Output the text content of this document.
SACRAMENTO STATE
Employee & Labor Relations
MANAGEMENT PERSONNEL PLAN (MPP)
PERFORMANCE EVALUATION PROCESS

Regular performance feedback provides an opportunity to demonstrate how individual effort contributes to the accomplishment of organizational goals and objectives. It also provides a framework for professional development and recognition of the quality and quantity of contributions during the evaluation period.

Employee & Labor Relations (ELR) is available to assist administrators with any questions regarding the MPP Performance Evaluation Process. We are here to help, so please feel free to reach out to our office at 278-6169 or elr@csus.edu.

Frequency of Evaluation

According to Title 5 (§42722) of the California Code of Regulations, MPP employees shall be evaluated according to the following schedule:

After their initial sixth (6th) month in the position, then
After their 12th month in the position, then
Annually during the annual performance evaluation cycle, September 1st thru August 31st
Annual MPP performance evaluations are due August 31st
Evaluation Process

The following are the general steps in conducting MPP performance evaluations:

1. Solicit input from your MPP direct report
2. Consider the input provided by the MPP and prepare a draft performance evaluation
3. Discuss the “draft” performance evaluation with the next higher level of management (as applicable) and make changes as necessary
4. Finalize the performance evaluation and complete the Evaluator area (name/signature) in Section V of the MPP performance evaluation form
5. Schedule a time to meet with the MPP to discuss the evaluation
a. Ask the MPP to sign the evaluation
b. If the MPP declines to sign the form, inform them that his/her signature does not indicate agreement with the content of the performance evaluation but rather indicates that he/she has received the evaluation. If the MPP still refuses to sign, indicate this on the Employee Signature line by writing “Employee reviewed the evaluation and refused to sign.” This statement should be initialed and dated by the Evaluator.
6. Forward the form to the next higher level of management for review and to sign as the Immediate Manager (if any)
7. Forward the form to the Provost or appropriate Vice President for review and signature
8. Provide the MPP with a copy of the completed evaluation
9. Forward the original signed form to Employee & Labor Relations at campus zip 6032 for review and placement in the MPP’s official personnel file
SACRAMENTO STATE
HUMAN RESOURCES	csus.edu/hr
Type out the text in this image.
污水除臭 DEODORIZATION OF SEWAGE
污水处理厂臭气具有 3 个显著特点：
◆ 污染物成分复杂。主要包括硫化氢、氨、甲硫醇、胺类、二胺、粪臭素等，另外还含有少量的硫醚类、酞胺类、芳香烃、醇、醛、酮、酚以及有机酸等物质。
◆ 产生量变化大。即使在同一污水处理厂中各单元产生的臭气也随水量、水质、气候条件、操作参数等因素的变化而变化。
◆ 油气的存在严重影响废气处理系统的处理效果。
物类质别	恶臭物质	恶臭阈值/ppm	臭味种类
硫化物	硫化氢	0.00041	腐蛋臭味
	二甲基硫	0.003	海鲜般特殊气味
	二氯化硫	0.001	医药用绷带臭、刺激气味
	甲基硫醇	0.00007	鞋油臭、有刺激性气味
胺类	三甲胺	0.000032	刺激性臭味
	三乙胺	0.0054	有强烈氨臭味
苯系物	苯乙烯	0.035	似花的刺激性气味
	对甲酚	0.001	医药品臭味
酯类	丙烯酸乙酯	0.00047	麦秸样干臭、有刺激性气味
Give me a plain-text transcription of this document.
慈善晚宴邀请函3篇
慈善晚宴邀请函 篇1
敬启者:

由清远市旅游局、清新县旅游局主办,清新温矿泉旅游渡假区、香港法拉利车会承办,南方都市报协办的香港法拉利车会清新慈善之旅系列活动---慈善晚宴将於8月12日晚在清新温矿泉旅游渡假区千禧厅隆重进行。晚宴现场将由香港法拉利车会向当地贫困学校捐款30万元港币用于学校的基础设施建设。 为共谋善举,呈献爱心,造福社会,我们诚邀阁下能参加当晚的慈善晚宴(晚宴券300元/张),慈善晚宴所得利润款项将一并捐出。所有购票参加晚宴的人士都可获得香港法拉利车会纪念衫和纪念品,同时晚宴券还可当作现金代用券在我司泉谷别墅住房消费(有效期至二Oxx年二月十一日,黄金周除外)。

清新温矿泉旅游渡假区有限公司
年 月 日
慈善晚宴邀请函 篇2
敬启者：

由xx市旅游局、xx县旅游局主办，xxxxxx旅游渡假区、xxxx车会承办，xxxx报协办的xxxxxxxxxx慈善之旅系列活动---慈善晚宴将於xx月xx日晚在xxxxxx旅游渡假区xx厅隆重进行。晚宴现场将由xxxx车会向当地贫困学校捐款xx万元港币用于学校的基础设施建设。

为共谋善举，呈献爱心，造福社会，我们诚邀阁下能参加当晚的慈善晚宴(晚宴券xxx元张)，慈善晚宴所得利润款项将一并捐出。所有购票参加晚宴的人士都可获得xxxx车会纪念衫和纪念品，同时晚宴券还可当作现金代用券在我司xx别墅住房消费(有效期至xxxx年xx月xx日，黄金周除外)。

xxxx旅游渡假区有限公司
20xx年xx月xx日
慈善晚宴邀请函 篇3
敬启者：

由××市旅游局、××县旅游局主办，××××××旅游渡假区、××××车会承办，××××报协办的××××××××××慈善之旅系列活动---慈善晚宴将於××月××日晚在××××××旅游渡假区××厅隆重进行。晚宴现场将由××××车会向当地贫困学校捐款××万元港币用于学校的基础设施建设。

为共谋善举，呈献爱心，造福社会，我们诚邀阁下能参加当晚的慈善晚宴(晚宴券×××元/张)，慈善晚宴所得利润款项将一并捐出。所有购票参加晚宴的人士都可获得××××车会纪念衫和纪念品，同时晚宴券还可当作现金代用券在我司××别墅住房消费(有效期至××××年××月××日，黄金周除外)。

━━━━━━━━━━━━━━━━

Identify each line of the material where the word "level" shows up, and copy it.

▶ _THE COMPLETED TASK_:
3. Discuss the “draft” performance evaluation with the next higher level of management (as applicable) and make changes as necessary
6. Forward the form to the next higher level of management for review and to sign as the Immediate Manager (if any)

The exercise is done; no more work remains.